*PROMPT*. For this exercise, repeat all of the material verbatim apart from its images.

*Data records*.
-.-.-

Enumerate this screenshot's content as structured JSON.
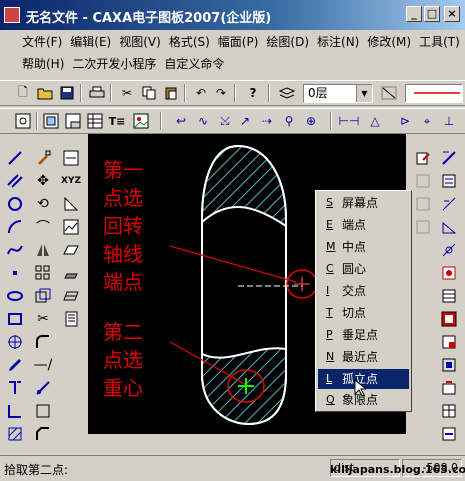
{
  "window": {
    "title": "无名文件 - CAXA电子图板2007(企业版)",
    "controls": [
      "_",
      "□",
      "×"
    ]
  },
  "menu": {
    "row1": [
      "文件(F)",
      "编辑(E)",
      "视图(V)",
      "格式(S)",
      "幅面(P)",
      "绘图(D)",
      "标注(N)",
      "修改(M)",
      "工具(T)"
    ],
    "row2": [
      "帮助(H)",
      "二次开发小程序",
      "自定义命令"
    ]
  },
  "toolbar": {
    "layer_value": "0层"
  },
  "annotations": {
    "first": [
      "第一",
      "点选",
      "回转",
      "轴线",
      "端点"
    ],
    "second": [
      "第二",
      "点选",
      "重心"
    ]
  },
  "context_menu": {
    "items": [
      {
        "key": "S",
        "label": "屏幕点"
      },
      {
        "key": "E",
        "label": "端点"
      },
      {
        "key": "M",
        "label": "中点"
      },
      {
        "key": "C",
        "label": "圆心"
      },
      {
        "key": "I",
        "label": "交点"
      },
      {
        "key": "T",
        "label": "切点"
      },
      {
        "key": "P",
        "label": "垂足点"
      },
      {
        "key": "N",
        "label": "最近点"
      },
      {
        "key": "L",
        "label": "孤立点"
      },
      {
        "key": "Q",
        "label": "象限点"
      }
    ],
    "selected_index": 8
  },
  "status": {
    "prompt": "拾取第二点:",
    "field1": "dist",
    "field2": "-508.0"
  },
  "watermark": "killjapans.blog.163.com",
  "colors": {
    "canvas_bg": "#000000",
    "annotation_text": "#e00000",
    "hatch": "#4fb8c8",
    "selection": "#0a246a"
  }
}
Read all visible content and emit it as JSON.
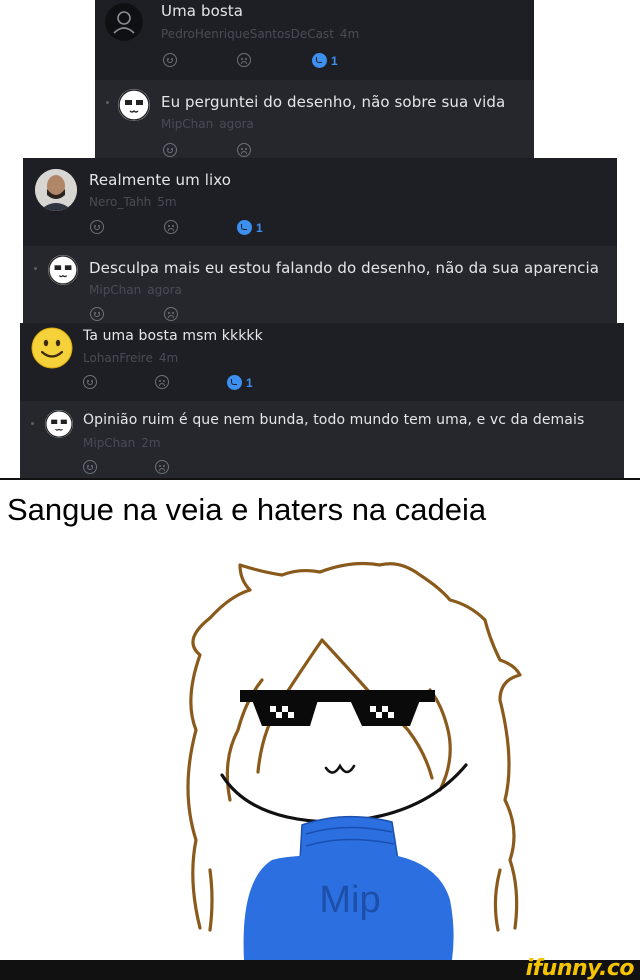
{
  "comments": [
    {
      "text": "Uma bosta",
      "user": "PedroHenriqueSantosDeCast",
      "time": "4m",
      "reply_count": "1",
      "reply": {
        "text": "Eu perguntei do desenho, não sobre sua vida",
        "user": "MipChan",
        "time": "agora"
      }
    },
    {
      "text": "Realmente um lixo",
      "user": "Nero_Tahh",
      "time": "5m",
      "reply_count": "1",
      "reply": {
        "text": "Desculpa mais eu estou falando do desenho, não da sua aparencia",
        "user": "MipChan",
        "time": "agora"
      }
    },
    {
      "text": "Ta uma bosta msm kkkkk",
      "user": "LohanFreire",
      "time": "4m",
      "reply_count": "1",
      "reply": {
        "text": "Opinião ruim é que nem bunda, todo mundo tem uma, e vc da demais",
        "user": "MipChan",
        "time": "2m"
      }
    }
  ],
  "caption": "Sangue na veia e haters na cadeia",
  "drawing": {
    "shirt_text": "Mip"
  },
  "watermark": "ifunny.co",
  "colors": {
    "panel_bg": "#1e1f24",
    "reply_bg": "#25272d",
    "accent": "#3d8ff0",
    "hair": "#8a5a1c",
    "shirt": "#2b6fe0"
  },
  "icons": [
    "user-placeholder-icon",
    "smile-react-icon",
    "frown-react-icon",
    "reply-bubble-icon"
  ]
}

-.-.-

*OUTPUT OF THE EXERCISE*.
Enumerate this screenshot's content as structured JSON.
{
  "window": {
    "title": "无名文件 - CAXA电子图板2007(企业版)",
    "controls": [
      "_",
      "□",
      "×"
    ]
  },
  "menu": {
    "row1": [
      "文件(F)",
      "编辑(E)",
      "视图(V)",
      "格式(S)",
      "幅面(P)",
      "绘图(D)",
      "标注(N)",
      "修改(M)",
      "工具(T)"
    ],
    "row2": [
      "帮助(H)",
      "二次开发小程序",
      "自定义命令"
    ]
  },
  "toolbar": {
    "layer_value": "0层"
  },
  "annotations": {
    "first": [
      "第一",
      "点选",
      "回转",
      "轴线",
      "端点"
    ],
    "second": [
      "第二",
      "点选",
      "重心"
    ]
  },
  "context_menu": {
    "items": [
      {
        "key": "S",
        "label": "屏幕点"
      },
      {
        "key": "E",
        "label": "端点"
      },
      {
        "key": "M",
        "label": "中点"
      },
      {
        "key": "C",
        "label": "圆心"
      },
      {
        "key": "I",
        "label": "交点"
      },
      {
        "key": "T",
        "label": "切点"
      },
      {
        "key": "P",
        "label": "垂足点"
      },
      {
        "key": "N",
        "label": "最近点"
      },
      {
        "key": "L",
        "label": "孤立点"
      },
      {
        "key": "Q",
        "label": "象限点"
      }
    ],
    "selected_index": 8
  },
  "status": {
    "prompt": "拾取第二点:",
    "field1": "dist",
    "field2": "-508.0"
  },
  "watermark": "killjapans.blog.163.com",
  "colors": {
    "canvas_bg": "#000000",
    "annotation_text": "#e00000",
    "hatch": "#4fb8c8",
    "selection": "#0a246a"
  }
}
Read all visible content and emit it as JSON.
{
  "comments": [
    {
      "text": "Uma bosta",
      "user": "PedroHenriqueSantosDeCast",
      "time": "4m",
      "reply_count": "1",
      "reply": {
        "text": "Eu perguntei do desenho, não sobre sua vida",
        "user": "MipChan",
        "time": "agora"
      }
    },
    {
      "text": "Realmente um lixo",
      "user": "Nero_Tahh",
      "time": "5m",
      "reply_count": "1",
      "reply": {
        "text": "Desculpa mais eu estou falando do desenho, não da sua aparencia",
        "user": "MipChan",
        "time": "agora"
      }
    },
    {
      "text": "Ta uma bosta msm kkkkk",
      "user": "LohanFreire",
      "time": "4m",
      "reply_count": "1",
      "reply": {
        "text": "Opinião ruim é que nem bunda, todo mundo tem uma, e vc da demais",
        "user": "MipChan",
        "time": "2m"
      }
    }
  ],
  "caption": "Sangue na veia e haters na cadeia",
  "drawing": {
    "shirt_text": "Mip"
  },
  "watermark": "ifunny.co",
  "colors": {
    "panel_bg": "#1e1f24",
    "reply_bg": "#25272d",
    "accent": "#3d8ff0",
    "hair": "#8a5a1c",
    "shirt": "#2b6fe0"
  },
  "icons": [
    "user-placeholder-icon",
    "smile-react-icon",
    "frown-react-icon",
    "reply-bubble-icon"
  ]
}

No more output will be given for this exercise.